Problem to solve
Rewrite the lines from the one containing "Patent image size: (892, 726)." up to and including the one containing "The air guide", changing "occupant" to "passenger" and keeping everything else the same.

>>

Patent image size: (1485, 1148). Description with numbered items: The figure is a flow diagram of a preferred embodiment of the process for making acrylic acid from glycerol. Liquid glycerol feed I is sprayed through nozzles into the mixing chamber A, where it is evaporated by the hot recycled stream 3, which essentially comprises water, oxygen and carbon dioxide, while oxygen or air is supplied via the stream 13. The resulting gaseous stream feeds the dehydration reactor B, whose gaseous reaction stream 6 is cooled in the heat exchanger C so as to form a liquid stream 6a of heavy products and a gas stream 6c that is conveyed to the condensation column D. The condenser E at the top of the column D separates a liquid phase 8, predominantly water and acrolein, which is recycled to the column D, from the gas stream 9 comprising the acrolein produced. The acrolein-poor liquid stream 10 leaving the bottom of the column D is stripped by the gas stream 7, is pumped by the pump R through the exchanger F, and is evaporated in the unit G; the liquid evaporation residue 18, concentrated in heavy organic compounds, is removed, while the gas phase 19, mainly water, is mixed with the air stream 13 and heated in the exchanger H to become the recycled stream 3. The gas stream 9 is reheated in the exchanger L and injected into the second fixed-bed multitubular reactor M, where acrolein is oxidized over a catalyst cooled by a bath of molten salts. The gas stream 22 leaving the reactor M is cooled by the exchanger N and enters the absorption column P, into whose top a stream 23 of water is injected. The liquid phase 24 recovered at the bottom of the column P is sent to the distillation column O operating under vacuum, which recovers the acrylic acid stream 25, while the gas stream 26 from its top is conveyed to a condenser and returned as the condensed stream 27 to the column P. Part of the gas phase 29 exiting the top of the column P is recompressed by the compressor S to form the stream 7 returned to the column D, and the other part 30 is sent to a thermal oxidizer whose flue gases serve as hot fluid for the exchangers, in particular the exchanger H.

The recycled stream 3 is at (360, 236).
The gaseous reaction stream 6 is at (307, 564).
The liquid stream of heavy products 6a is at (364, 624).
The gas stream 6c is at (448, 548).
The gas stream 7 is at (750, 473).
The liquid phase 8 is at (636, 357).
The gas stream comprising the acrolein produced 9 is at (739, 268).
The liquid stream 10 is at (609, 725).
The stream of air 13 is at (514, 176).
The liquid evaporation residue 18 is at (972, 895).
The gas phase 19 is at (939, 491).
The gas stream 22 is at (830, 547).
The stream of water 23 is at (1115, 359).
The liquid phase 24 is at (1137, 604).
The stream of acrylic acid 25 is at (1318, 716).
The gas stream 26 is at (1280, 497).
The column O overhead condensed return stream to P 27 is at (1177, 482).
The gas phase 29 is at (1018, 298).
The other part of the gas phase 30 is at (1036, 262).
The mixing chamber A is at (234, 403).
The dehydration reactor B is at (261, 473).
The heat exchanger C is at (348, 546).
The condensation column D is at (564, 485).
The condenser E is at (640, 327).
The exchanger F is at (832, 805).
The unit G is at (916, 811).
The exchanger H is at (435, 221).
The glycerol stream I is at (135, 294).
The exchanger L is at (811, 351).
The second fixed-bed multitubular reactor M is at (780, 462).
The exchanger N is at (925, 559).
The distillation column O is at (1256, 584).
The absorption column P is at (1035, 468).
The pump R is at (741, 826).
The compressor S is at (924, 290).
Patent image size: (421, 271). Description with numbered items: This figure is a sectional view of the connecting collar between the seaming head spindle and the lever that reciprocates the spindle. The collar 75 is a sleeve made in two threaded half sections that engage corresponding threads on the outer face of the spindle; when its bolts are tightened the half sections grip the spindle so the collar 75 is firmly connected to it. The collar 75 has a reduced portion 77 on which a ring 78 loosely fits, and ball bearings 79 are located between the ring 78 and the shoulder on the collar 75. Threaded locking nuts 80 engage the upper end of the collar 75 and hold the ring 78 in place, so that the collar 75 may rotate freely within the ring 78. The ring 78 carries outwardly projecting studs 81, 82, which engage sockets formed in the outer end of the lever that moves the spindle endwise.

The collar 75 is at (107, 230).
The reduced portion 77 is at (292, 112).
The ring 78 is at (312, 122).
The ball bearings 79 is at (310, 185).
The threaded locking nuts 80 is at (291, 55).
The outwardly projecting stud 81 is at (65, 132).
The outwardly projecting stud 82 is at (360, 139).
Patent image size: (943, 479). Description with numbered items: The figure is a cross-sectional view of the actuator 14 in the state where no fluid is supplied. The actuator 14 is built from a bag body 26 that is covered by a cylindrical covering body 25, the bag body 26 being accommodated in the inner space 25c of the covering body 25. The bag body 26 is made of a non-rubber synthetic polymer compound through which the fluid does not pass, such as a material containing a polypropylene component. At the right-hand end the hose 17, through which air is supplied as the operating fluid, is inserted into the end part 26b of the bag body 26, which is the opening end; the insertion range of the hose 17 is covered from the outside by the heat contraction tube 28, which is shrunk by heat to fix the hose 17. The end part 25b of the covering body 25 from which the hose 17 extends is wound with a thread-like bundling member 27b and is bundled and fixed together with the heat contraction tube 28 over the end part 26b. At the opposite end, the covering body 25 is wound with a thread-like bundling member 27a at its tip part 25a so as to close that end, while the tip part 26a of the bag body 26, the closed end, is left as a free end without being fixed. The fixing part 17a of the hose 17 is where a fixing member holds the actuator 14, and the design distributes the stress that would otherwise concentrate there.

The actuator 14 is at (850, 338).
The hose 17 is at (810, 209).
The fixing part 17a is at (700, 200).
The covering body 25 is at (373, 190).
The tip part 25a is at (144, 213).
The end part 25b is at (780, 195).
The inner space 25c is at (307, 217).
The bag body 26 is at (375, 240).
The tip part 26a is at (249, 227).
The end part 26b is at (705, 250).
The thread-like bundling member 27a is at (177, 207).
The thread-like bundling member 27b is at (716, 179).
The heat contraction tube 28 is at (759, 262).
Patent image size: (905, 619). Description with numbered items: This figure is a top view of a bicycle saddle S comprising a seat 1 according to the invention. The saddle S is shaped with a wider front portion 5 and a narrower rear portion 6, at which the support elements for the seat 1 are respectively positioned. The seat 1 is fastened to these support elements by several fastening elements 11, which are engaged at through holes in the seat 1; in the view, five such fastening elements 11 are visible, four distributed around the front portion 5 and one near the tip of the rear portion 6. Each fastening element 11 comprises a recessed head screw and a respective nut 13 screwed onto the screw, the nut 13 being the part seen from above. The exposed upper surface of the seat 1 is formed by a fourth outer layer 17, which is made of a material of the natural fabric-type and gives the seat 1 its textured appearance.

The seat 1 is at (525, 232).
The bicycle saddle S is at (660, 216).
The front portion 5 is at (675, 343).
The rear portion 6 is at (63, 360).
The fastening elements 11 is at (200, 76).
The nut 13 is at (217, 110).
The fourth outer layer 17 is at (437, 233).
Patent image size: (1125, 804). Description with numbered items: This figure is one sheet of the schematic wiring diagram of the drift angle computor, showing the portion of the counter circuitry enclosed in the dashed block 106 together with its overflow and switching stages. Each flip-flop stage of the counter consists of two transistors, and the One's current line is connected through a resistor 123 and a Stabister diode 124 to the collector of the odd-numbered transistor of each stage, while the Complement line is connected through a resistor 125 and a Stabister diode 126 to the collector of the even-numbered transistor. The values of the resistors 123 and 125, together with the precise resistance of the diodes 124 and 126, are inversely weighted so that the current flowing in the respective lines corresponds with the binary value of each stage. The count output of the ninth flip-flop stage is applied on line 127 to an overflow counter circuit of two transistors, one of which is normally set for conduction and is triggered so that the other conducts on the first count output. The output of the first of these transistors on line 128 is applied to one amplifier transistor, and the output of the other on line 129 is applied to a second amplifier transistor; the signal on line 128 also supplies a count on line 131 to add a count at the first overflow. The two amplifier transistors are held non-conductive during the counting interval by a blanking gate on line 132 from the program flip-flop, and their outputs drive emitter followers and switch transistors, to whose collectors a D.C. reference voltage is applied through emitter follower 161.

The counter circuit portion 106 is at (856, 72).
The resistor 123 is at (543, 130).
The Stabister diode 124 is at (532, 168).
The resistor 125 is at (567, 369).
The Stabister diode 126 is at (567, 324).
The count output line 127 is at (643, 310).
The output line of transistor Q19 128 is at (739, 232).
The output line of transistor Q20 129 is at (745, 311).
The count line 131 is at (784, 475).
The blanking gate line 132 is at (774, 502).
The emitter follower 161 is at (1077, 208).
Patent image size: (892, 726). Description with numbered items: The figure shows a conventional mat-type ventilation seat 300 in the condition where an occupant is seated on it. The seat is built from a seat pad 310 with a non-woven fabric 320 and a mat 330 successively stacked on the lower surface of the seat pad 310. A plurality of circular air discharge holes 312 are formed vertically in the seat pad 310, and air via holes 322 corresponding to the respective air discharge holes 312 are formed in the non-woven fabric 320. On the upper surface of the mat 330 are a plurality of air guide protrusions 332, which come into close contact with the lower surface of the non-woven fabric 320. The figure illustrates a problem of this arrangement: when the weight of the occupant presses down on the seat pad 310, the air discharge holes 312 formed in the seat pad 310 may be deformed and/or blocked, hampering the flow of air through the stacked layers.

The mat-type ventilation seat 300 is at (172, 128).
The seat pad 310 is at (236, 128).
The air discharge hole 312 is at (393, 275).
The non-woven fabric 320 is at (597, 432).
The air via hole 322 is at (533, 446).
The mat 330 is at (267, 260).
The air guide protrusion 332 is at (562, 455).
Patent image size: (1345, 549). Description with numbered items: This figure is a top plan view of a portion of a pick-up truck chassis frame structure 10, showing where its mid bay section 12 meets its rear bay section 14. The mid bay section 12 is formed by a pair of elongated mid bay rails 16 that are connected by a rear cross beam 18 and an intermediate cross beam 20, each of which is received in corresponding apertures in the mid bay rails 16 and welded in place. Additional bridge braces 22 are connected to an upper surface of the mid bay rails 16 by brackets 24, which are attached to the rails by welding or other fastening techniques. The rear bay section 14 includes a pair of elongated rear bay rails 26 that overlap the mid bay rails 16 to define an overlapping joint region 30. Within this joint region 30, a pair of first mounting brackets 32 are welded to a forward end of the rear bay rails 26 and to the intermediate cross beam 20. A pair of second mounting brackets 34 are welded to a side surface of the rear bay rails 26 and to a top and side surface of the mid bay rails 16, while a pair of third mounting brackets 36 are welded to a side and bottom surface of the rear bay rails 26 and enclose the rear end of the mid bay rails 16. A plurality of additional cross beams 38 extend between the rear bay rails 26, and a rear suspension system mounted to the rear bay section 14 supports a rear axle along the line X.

<<

Exercise output
Patent image size: (892, 726). Description with numbered items: The figure shows a conventional mat-type ventilation seat 300 in the condition where an passenger is seated on it. The seat is built from a seat pad 310 with a non-woven fabric 320 and a mat 330 successively stacked on the lower surface of the seat pad 310. A plurality of circular air discharge holes 312 are formed vertically in the seat pad 310, and air via holes 322 corresponding to the respective air discharge holes 312 are formed in the non-woven fabric 320. On the upper surface of the mat 330 are a plurality of air guide protrusions 332, which come into close contact with the lower surface of the non-woven fabric 320. The figure illustrates a problem of this arrangement: when the weight of the passenger presses down on the seat pad 310, the air discharge holes 312 formed in the seat pad 310 may be deformed and/or blocked, hampering the flow of air through the stacked layers.

The mat-type ventilation seat 300 is at (172, 128).
The seat pad 310 is at (236, 128).
The air discharge hole 312 is at (393, 275).
The non-woven fabric 320 is at (597, 432).
The air via hole 322 is at (533, 446).
The mat 330 is at (267, 260).
The air guide protrusion 332 is at (562, 455).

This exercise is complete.